= STATED TASK =
Check each line of the data below for the word "JSON", then extract the ones that have it.

= AVAILABLE RECORDS =
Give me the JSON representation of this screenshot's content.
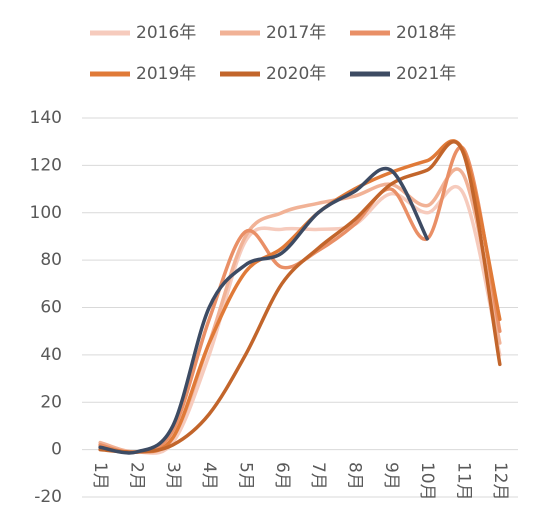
{
  "chart_data": {
    "type": "line",
    "categories": [
      "1月",
      "2月",
      "3月",
      "4月",
      "5月",
      "6月",
      "7月",
      "8月",
      "9月",
      "10月",
      "11月",
      "12月"
    ],
    "series": [
      {
        "name": "2016年",
        "color": "#f6cbbd",
        "values": [
          2,
          -1,
          3,
          40,
          88,
          93,
          93,
          95,
          108,
          100,
          108,
          40
        ]
      },
      {
        "name": "2017年",
        "color": "#f1b296",
        "values": [
          3,
          -1,
          5,
          45,
          90,
          100,
          104,
          107,
          112,
          103,
          116,
          45
        ]
      },
      {
        "name": "2018年",
        "color": "#e98f66",
        "values": [
          2,
          -1,
          8,
          55,
          92,
          77,
          84,
          95,
          110,
          89,
          127,
          50
        ]
      },
      {
        "name": "2019年",
        "color": "#e07a38",
        "values": [
          1,
          -1,
          5,
          45,
          75,
          85,
          100,
          110,
          117,
          122,
          126,
          55
        ]
      },
      {
        "name": "2020年",
        "color": "#c2652b",
        "values": [
          0,
          -1,
          2,
          15,
          40,
          70,
          85,
          97,
          112,
          118,
          125,
          36
        ]
      },
      {
        "name": "2021年",
        "color": "#3d4b63",
        "values": [
          1,
          -1,
          10,
          60,
          78,
          83,
          100,
          109,
          118,
          89,
          null,
          null
        ]
      }
    ],
    "ylim": [
      -20,
      140
    ],
    "yticks": [
      -20,
      0,
      20,
      40,
      60,
      80,
      100,
      120,
      140
    ],
    "grid": true
  }
}
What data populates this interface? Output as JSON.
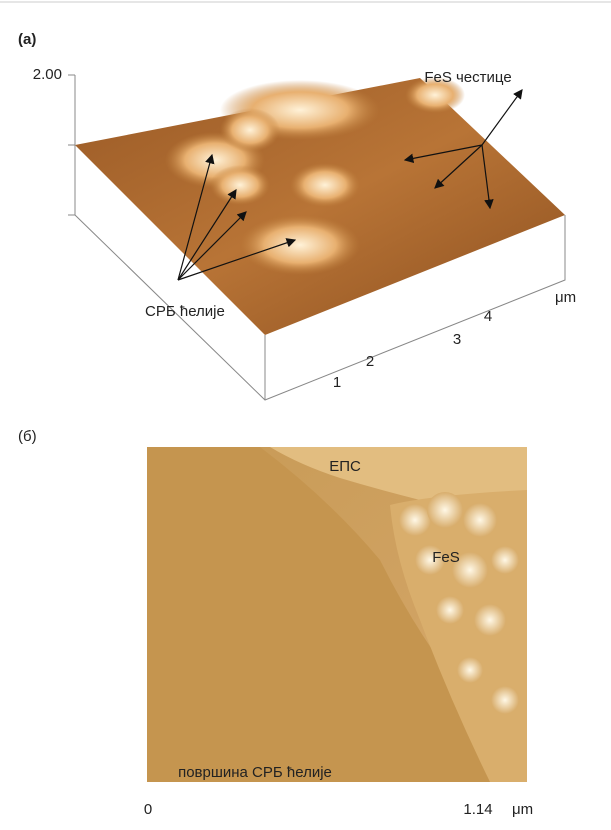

= CORRECT ANSWER =
Give me the JSON representation of this screenshot's content.
What data populates this interface? Output as JSON.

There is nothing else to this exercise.